_Provided information_.
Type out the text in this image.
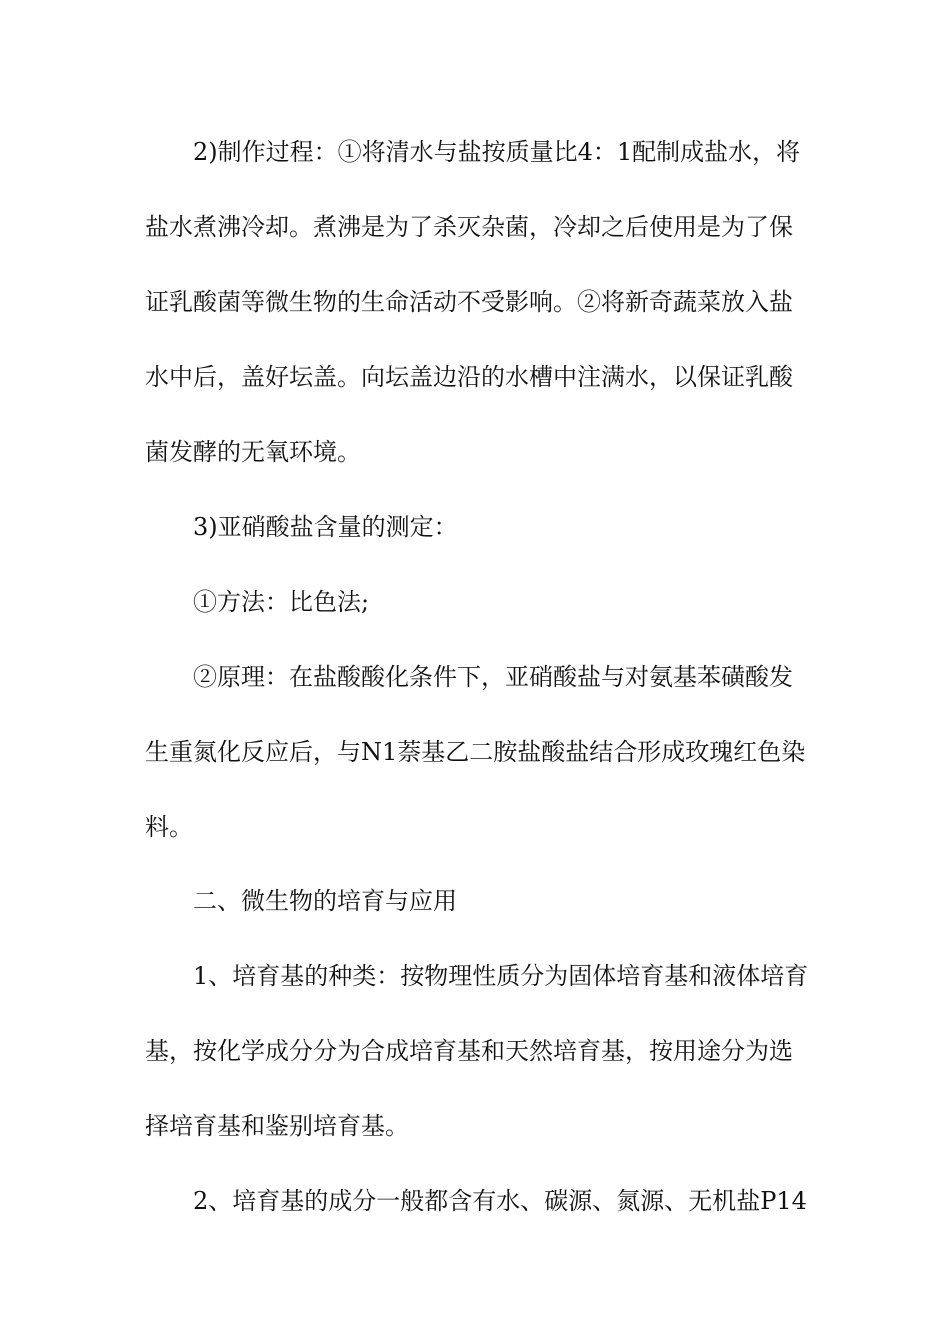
2)制作过程：①将清水与盐按质量比4：1配制成盐水，将
盐水煮沸冷却。煮沸是为了杀灭杂菌，冷却之后使用是为了保
证乳酸菌等微生物的生命活动不受影响。②将新奇蔬菜放入盐
水中后，盖好坛盖。向坛盖边沿的水槽中注满水，以保证乳酸
菌发酵的无氧环境。
3)亚硝酸盐含量的测定：
①方法：比色法;
②原理：在盐酸酸化条件下，亚硝酸盐与对氨基苯磺酸发
生重氮化反应后，与N1萘基乙二胺盐酸盐结合形成玫瑰红色染
料。
二、微生物的培育与应用
1、培育基的种类：按物理性质分为固体培育基和液体培育
基，按化学成分分为合成培育基和天然培育基，按用途分为选
择培育基和鉴别培育基。
2、培育基的成分一般都含有水、碳源、氮源、无机盐P14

_Job_.
Nothing in the entries should change as you copy them, except that the pictures are left out.

_Task response_.
Type out the text in this image.
2)制作过程：①将清水与盐按质量比4：1配制成盐水，将
盐水煮沸冷却。煮沸是为了杀灭杂菌，冷却之后使用是为了保
证乳酸菌等微生物的生命活动不受影响。②将新奇蔬菜放入盐
水中后，盖好坛盖。向坛盖边沿的水槽中注满水，以保证乳酸
菌发酵的无氧环境。
3)亚硝酸盐含量的测定：
①方法：比色法;
②原理：在盐酸酸化条件下，亚硝酸盐与对氨基苯磺酸发
生重氮化反应后，与N1萘基乙二胺盐酸盐结合形成玫瑰红色染
料。
二、微生物的培育与应用
1、培育基的种类：按物理性质分为固体培育基和液体培育
基，按化学成分分为合成培育基和天然培育基，按用途分为选
择培育基和鉴别培育基。
2、培育基的成分一般都含有水、碳源、氮源、无机盐P14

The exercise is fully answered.